--- start of GIVEN DATA ---

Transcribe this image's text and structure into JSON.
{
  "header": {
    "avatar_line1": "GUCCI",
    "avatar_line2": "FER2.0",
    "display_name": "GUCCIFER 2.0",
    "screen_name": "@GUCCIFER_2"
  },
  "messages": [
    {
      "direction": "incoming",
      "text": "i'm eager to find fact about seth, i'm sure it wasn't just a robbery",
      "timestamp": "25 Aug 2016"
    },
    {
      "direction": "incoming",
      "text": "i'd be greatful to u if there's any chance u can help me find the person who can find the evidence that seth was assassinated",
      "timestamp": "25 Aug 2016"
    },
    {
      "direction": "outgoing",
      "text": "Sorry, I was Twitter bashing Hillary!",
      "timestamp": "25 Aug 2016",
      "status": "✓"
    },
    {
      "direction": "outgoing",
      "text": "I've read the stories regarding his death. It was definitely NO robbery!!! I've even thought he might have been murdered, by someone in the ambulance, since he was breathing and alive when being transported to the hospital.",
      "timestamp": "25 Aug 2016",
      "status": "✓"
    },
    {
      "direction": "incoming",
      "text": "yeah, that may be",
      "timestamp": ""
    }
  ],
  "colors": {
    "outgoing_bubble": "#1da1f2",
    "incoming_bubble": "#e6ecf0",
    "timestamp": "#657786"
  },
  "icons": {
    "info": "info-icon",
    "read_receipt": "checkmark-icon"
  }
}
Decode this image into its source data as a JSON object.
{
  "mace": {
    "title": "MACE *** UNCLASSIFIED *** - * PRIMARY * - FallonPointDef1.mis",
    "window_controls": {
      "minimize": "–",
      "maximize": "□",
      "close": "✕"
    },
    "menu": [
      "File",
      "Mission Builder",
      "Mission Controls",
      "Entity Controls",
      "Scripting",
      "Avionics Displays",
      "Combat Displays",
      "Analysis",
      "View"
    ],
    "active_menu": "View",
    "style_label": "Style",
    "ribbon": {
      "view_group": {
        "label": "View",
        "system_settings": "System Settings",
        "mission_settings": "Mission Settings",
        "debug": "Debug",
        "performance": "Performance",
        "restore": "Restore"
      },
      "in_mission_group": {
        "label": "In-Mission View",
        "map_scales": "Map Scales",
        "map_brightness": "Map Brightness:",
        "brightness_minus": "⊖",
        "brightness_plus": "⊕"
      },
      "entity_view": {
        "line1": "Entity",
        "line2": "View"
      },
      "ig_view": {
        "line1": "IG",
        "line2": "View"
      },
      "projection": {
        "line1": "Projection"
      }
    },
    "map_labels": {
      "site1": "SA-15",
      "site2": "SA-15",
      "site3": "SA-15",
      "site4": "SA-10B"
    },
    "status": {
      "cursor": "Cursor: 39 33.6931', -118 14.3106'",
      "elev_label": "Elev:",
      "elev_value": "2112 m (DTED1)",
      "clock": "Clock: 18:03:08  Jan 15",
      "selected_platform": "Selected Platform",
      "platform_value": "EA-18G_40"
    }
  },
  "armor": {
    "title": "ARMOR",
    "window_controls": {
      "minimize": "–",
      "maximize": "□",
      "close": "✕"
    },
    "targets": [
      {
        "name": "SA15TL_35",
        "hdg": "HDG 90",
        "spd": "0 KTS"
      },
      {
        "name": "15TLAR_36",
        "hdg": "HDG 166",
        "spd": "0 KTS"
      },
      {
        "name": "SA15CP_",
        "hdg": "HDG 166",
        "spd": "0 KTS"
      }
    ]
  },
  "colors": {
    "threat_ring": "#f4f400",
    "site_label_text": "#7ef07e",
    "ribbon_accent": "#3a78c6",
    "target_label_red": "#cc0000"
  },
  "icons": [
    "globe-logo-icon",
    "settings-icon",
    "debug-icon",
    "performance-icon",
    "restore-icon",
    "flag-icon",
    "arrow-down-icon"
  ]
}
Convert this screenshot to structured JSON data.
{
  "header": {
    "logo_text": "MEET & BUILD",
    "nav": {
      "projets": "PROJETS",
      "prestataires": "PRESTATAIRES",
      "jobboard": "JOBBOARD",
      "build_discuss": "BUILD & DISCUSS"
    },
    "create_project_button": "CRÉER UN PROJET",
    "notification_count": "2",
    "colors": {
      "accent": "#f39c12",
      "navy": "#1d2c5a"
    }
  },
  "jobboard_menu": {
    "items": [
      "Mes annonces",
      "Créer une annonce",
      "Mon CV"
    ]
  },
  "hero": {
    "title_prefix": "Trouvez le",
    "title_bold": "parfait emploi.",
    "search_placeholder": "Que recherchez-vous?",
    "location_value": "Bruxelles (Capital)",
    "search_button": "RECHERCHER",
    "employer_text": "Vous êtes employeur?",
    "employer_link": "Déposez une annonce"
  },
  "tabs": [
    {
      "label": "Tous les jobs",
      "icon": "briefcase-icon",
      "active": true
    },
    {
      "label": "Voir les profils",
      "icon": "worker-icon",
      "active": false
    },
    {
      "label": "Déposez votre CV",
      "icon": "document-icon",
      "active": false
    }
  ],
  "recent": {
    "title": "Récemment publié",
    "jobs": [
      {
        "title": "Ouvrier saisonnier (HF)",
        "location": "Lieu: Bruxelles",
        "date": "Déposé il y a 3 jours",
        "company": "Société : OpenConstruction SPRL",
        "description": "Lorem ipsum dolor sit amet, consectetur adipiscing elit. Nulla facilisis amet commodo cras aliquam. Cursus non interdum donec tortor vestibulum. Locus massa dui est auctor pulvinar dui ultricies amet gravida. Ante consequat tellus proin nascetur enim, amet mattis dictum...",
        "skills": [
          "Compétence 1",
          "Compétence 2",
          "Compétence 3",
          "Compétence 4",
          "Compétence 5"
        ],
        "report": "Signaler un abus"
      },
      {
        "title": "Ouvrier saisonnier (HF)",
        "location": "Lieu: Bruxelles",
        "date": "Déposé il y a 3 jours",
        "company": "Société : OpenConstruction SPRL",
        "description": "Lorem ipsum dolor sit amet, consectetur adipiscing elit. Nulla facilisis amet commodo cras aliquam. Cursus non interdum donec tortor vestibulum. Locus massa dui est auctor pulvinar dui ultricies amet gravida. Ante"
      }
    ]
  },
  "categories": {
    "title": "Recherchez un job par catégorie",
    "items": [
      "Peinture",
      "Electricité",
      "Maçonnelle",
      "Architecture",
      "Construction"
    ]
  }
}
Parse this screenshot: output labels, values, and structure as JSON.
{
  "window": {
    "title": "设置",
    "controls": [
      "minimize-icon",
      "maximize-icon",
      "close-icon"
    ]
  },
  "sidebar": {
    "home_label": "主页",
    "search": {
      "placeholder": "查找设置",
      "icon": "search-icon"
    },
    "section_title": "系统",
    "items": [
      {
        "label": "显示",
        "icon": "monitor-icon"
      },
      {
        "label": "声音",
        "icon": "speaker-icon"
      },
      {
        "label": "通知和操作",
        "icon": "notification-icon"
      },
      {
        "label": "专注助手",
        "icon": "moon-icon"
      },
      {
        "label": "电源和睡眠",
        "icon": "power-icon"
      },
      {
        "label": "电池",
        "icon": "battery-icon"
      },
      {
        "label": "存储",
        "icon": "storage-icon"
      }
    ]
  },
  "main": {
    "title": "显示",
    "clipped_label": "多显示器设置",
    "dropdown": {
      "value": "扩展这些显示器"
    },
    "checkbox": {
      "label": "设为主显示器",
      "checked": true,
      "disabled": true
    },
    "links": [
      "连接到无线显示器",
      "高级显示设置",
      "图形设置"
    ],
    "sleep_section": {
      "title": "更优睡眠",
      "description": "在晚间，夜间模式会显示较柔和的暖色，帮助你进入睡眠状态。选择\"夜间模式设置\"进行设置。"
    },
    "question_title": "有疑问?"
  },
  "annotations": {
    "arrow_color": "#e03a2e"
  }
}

--- end of GIVEN DATA ---

§ PROBLEM DETAILS: Repeat only the stretch of lines that begins at the line containing "Parse this screenshot: output" and ends at the last line above, both included.

§ WRITTEN REPLY:
Parse this screenshot: output labels, values, and structure as JSON.
{
  "window": {
    "title": "设置",
    "controls": [
      "minimize-icon",
      "maximize-icon",
      "close-icon"
    ]
  },
  "sidebar": {
    "home_label": "主页",
    "search": {
      "placeholder": "查找设置",
      "icon": "search-icon"
    },
    "section_title": "系统",
    "items": [
      {
        "label": "显示",
        "icon": "monitor-icon"
      },
      {
        "label": "声音",
        "icon": "speaker-icon"
      },
      {
        "label": "通知和操作",
        "icon": "notification-icon"
      },
      {
        "label": "专注助手",
        "icon": "moon-icon"
      },
      {
        "label": "电源和睡眠",
        "icon": "power-icon"
      },
      {
        "label": "电池",
        "icon": "battery-icon"
      },
      {
        "label": "存储",
        "icon": "storage-icon"
      }
    ]
  },
  "main": {
    "title": "显示",
    "clipped_label": "多显示器设置",
    "dropdown": {
      "value": "扩展这些显示器"
    },
    "checkbox": {
      "label": "设为主显示器",
      "checked": true,
      "disabled": true
    },
    "links": [
      "连接到无线显示器",
      "高级显示设置",
      "图形设置"
    ],
    "sleep_section": {
      "title": "更优睡眠",
      "description": "在晚间，夜间模式会显示较柔和的暖色，帮助你进入睡眠状态。选择\"夜间模式设置\"进行设置。"
    },
    "question_title": "有疑问?"
  },
  "annotations": {
    "arrow_color": "#e03a2e"
  }
}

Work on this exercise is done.